### THE EXERCISE
Type the records out again in full, exactly.

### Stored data
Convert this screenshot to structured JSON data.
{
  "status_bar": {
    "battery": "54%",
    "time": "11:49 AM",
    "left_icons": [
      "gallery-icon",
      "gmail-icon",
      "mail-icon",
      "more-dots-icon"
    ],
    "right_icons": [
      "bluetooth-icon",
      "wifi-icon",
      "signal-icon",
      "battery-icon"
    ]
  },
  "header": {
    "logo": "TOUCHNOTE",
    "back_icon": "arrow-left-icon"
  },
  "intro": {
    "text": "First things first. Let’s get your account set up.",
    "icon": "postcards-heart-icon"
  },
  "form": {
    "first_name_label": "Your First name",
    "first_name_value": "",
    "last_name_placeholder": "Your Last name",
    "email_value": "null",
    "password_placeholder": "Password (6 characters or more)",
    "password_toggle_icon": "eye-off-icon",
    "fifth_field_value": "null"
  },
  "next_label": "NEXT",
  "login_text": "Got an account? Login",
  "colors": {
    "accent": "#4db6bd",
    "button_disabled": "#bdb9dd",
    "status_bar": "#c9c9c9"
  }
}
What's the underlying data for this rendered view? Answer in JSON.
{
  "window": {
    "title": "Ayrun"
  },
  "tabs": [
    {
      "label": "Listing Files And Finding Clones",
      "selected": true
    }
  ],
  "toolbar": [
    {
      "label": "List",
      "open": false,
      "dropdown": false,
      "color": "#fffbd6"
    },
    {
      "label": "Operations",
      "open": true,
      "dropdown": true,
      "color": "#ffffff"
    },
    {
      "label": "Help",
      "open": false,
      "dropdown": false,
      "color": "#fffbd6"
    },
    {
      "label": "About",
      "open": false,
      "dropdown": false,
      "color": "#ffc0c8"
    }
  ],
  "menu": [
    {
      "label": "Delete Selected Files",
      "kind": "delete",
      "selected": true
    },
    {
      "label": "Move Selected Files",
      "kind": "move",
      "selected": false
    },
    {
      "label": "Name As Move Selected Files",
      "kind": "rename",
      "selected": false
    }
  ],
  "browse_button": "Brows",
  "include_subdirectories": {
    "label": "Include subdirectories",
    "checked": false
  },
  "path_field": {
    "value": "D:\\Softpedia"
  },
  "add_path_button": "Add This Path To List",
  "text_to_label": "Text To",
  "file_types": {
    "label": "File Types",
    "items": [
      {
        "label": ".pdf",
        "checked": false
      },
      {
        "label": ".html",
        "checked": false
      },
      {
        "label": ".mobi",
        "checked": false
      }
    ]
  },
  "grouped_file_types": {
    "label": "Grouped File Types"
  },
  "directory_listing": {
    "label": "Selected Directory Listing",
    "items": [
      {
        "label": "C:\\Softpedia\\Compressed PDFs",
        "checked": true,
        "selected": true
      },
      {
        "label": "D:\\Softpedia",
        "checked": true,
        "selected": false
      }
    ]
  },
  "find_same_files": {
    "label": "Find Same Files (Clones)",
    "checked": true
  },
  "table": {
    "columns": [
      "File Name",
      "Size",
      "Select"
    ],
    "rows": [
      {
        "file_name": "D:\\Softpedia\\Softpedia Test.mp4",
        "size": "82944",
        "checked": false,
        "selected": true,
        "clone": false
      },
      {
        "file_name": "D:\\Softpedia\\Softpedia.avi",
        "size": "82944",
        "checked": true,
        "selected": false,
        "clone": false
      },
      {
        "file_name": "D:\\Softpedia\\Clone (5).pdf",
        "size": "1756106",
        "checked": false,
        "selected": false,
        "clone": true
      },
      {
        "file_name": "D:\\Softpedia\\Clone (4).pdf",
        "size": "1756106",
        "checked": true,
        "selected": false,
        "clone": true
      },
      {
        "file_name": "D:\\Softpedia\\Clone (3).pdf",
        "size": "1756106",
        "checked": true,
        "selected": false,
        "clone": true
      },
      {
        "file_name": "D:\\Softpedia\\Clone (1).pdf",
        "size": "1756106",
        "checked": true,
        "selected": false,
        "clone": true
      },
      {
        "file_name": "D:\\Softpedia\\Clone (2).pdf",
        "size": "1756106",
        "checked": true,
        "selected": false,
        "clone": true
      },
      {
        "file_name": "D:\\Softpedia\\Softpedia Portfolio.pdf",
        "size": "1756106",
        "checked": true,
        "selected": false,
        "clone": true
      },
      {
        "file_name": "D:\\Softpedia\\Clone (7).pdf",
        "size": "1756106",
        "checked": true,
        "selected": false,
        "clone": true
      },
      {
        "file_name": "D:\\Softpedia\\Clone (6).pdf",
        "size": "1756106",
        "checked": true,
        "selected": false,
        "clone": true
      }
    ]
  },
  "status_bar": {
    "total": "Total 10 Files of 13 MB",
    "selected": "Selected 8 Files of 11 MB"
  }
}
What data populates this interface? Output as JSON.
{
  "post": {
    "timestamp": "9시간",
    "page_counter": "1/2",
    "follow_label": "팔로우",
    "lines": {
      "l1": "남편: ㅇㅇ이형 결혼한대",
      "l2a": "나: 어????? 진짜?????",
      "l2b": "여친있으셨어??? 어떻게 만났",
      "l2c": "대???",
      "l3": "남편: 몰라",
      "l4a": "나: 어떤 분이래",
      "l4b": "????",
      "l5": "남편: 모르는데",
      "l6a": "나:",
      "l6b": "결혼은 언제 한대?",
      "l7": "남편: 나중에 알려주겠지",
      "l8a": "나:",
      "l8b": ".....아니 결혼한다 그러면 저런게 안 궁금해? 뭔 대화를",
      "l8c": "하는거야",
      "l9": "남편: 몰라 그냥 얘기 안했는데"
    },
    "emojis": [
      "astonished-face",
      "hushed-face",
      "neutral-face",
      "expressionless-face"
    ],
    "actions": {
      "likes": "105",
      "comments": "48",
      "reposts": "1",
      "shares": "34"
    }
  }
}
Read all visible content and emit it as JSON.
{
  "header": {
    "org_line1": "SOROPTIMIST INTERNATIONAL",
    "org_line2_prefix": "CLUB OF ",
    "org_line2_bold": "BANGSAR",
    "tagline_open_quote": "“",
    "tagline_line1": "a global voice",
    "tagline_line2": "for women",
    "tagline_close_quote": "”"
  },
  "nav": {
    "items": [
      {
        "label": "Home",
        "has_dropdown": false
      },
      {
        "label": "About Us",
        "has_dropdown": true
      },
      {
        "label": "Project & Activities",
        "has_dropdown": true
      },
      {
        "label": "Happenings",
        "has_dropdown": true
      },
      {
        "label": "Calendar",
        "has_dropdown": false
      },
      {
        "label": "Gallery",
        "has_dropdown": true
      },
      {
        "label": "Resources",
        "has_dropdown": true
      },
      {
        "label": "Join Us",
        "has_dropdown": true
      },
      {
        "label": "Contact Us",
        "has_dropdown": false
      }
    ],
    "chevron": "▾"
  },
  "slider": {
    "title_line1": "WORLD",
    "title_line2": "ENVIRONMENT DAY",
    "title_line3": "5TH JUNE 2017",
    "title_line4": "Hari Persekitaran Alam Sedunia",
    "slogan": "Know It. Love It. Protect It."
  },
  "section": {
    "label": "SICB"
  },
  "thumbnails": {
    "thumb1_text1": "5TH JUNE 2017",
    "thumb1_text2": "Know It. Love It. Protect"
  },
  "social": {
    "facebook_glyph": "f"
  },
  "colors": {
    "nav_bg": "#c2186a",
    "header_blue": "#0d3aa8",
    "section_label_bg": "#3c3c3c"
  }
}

### THE OUTPUT
Convert this screenshot to structured JSON data.
{
  "status_bar": {
    "battery": "54%",
    "time": "11:49 AM",
    "left_icons": [
      "gallery-icon",
      "gmail-icon",
      "mail-icon",
      "more-dots-icon"
    ],
    "right_icons": [
      "bluetooth-icon",
      "wifi-icon",
      "signal-icon",
      "battery-icon"
    ]
  },
  "header": {
    "logo": "TOUCHNOTE",
    "back_icon": "arrow-left-icon"
  },
  "intro": {
    "text": "First things first. Let’s get your account set up.",
    "icon": "postcards-heart-icon"
  },
  "form": {
    "first_name_label": "Your First name",
    "first_name_value": "",
    "last_name_placeholder": "Your Last name",
    "email_value": "null",
    "password_placeholder": "Password (6 characters or more)",
    "password_toggle_icon": "eye-off-icon",
    "fifth_field_value": "null"
  },
  "next_label": "NEXT",
  "login_text": "Got an account? Login",
  "colors": {
    "accent": "#4db6bd",
    "button_disabled": "#bdb9dd",
    "status_bar": "#c9c9c9"
  }
}
What's the underlying data for this rendered view? Answer in JSON.
{
  "window": {
    "title": "Ayrun"
  },
  "tabs": [
    {
      "label": "Listing Files And Finding Clones",
      "selected": true
    }
  ],
  "toolbar": [
    {
      "label": "List",
      "open": false,
      "dropdown": false,
      "color": "#fffbd6"
    },
    {
      "label": "Operations",
      "open": true,
      "dropdown": true,
      "color": "#ffffff"
    },
    {
      "label": "Help",
      "open": false,
      "dropdown": false,
      "color": "#fffbd6"
    },
    {
      "label": "About",
      "open": false,
      "dropdown": false,
      "color": "#ffc0c8"
    }
  ],
  "menu": [
    {
      "label": "Delete Selected Files",
      "kind": "delete",
      "selected": true
    },
    {
      "label": "Move Selected Files",
      "kind": "move",
      "selected": false
    },
    {
      "label": "Name As Move Selected Files",
      "kind": "rename",
      "selected": false
    }
  ],
  "browse_button": "Brows",
  "include_subdirectories": {
    "label": "Include subdirectories",
    "checked": false
  },
  "path_field": {
    "value": "D:\\Softpedia"
  },
  "add_path_button": "Add This Path To List",
  "text_to_label": "Text To",
  "file_types": {
    "label": "File Types",
    "items": [
      {
        "label": ".pdf",
        "checked": false
      },
      {
        "label": ".html",
        "checked": false
      },
      {
        "label": ".mobi",
        "checked": false
      }
    ]
  },
  "grouped_file_types": {
    "label": "Grouped File Types"
  },
  "directory_listing": {
    "label": "Selected Directory Listing",
    "items": [
      {
        "label": "C:\\Softpedia\\Compressed PDFs",
        "checked": true,
        "selected": true
      },
      {
        "label": "D:\\Softpedia",
        "checked": true,
        "selected": false
      }
    ]
  },
  "find_same_files": {
    "label": "Find Same Files (Clones)",
    "checked": true
  },
  "table": {
    "columns": [
      "File Name",
      "Size",
      "Select"
    ],
    "rows": [
      {
        "file_name": "D:\\Softpedia\\Softpedia Test.mp4",
        "size": "82944",
        "checked": false,
        "selected": true,
        "clone": false
      },
      {
        "file_name": "D:\\Softpedia\\Softpedia.avi",
        "size": "82944",
        "checked": true,
        "selected": false,
        "clone": false
      },
      {
        "file_name": "D:\\Softpedia\\Clone (5).pdf",
        "size": "1756106",
        "checked": false,
        "selected": false,
        "clone": true
      },
      {
        "file_name": "D:\\Softpedia\\Clone (4).pdf",
        "size": "1756106",
        "checked": true,
        "selected": false,
        "clone": true
      },
      {
        "file_name": "D:\\Softpedia\\Clone (3).pdf",
        "size": "1756106",
        "checked": true,
        "selected": false,
        "clone": true
      },
      {
        "file_name": "D:\\Softpedia\\Clone (1).pdf",
        "size": "1756106",
        "checked": true,
        "selected": false,
        "clone": true
      },
      {
        "file_name": "D:\\Softpedia\\Clone (2).pdf",
        "size": "1756106",
        "checked": true,
        "selected": false,
        "clone": true
      },
      {
        "file_name": "D:\\Softpedia\\Softpedia Portfolio.pdf",
        "size": "1756106",
        "checked": true,
        "selected": false,
        "clone": true
      },
      {
        "file_name": "D:\\Softpedia\\Clone (7).pdf",
        "size": "1756106",
        "checked": true,
        "selected": false,
        "clone": true
      },
      {
        "file_name": "D:\\Softpedia\\Clone (6).pdf",
        "size": "1756106",
        "checked": true,
        "selected": false,
        "clone": true
      }
    ]
  },
  "status_bar": {
    "total": "Total 10 Files of 13 MB",
    "selected": "Selected 8 Files of 11 MB"
  }
}
What data populates this interface? Output as JSON.
{
  "post": {
    "timestamp": "9시간",
    "page_counter": "1/2",
    "follow_label": "팔로우",
    "lines": {
      "l1": "남편: ㅇㅇ이형 결혼한대",
      "l2a": "나: 어????? 진짜?????",
      "l2b": "여친있으셨어??? 어떻게 만났",
      "l2c": "대???",
      "l3": "남편: 몰라",
      "l4a": "나: 어떤 분이래",
      "l4b": "????",
      "l5": "남편: 모르는데",
      "l6a": "나:",
      "l6b": "결혼은 언제 한대?",
      "l7": "남편: 나중에 알려주겠지",
      "l8a": "나:",
      "l8b": ".....아니 결혼한다 그러면 저런게 안 궁금해? 뭔 대화를",
      "l8c": "하는거야",
      "l9": "남편: 몰라 그냥 얘기 안했는데"
    },
    "emojis": [
      "astonished-face",
      "hushed-face",
      "neutral-face",
      "expressionless-face"
    ],
    "actions": {
      "likes": "105",
      "comments": "48",
      "reposts": "1",
      "shares": "34"
    }
  }
}
Read all visible content and emit it as JSON.
{
  "header": {
    "org_line1": "SOROPTIMIST INTERNATIONAL",
    "org_line2_prefix": "CLUB OF ",
    "org_line2_bold": "BANGSAR",
    "tagline_open_quote": "“",
    "tagline_line1": "a global voice",
    "tagline_line2": "for women",
    "tagline_close_quote": "”"
  },
  "nav": {
    "items": [
      {
        "label": "Home",
        "has_dropdown": false
      },
      {
        "label": "About Us",
        "has_dropdown": true
      },
      {
        "label": "Project & Activities",
        "has_dropdown": true
      },
      {
        "label": "Happenings",
        "has_dropdown": true
      },
      {
        "label": "Calendar",
        "has_dropdown": false
      },
      {
        "label": "Gallery",
        "has_dropdown": true
      },
      {
        "label": "Resources",
        "has_dropdown": true
      },
      {
        "label": "Join Us",
        "has_dropdown": true
      },
      {
        "label": "Contact Us",
        "has_dropdown": false
      }
    ],
    "chevron": "▾"
  },
  "slider": {
    "title_line1": "WORLD",
    "title_line2": "ENVIRONMENT DAY",
    "title_line3": "5TH JUNE 2017",
    "title_line4": "Hari Persekitaran Alam Sedunia",
    "slogan": "Know It. Love It. Protect It."
  },
  "section": {
    "label": "SICB"
  },
  "thumbnails": {
    "thumb1_text1": "5TH JUNE 2017",
    "thumb1_text2": "Know It. Love It. Protect"
  },
  "social": {
    "facebook_glyph": "f"
  },
  "colors": {
    "nav_bg": "#c2186a",
    "header_blue": "#0d3aa8",
    "section_label_bg": "#3c3c3c"
  }
}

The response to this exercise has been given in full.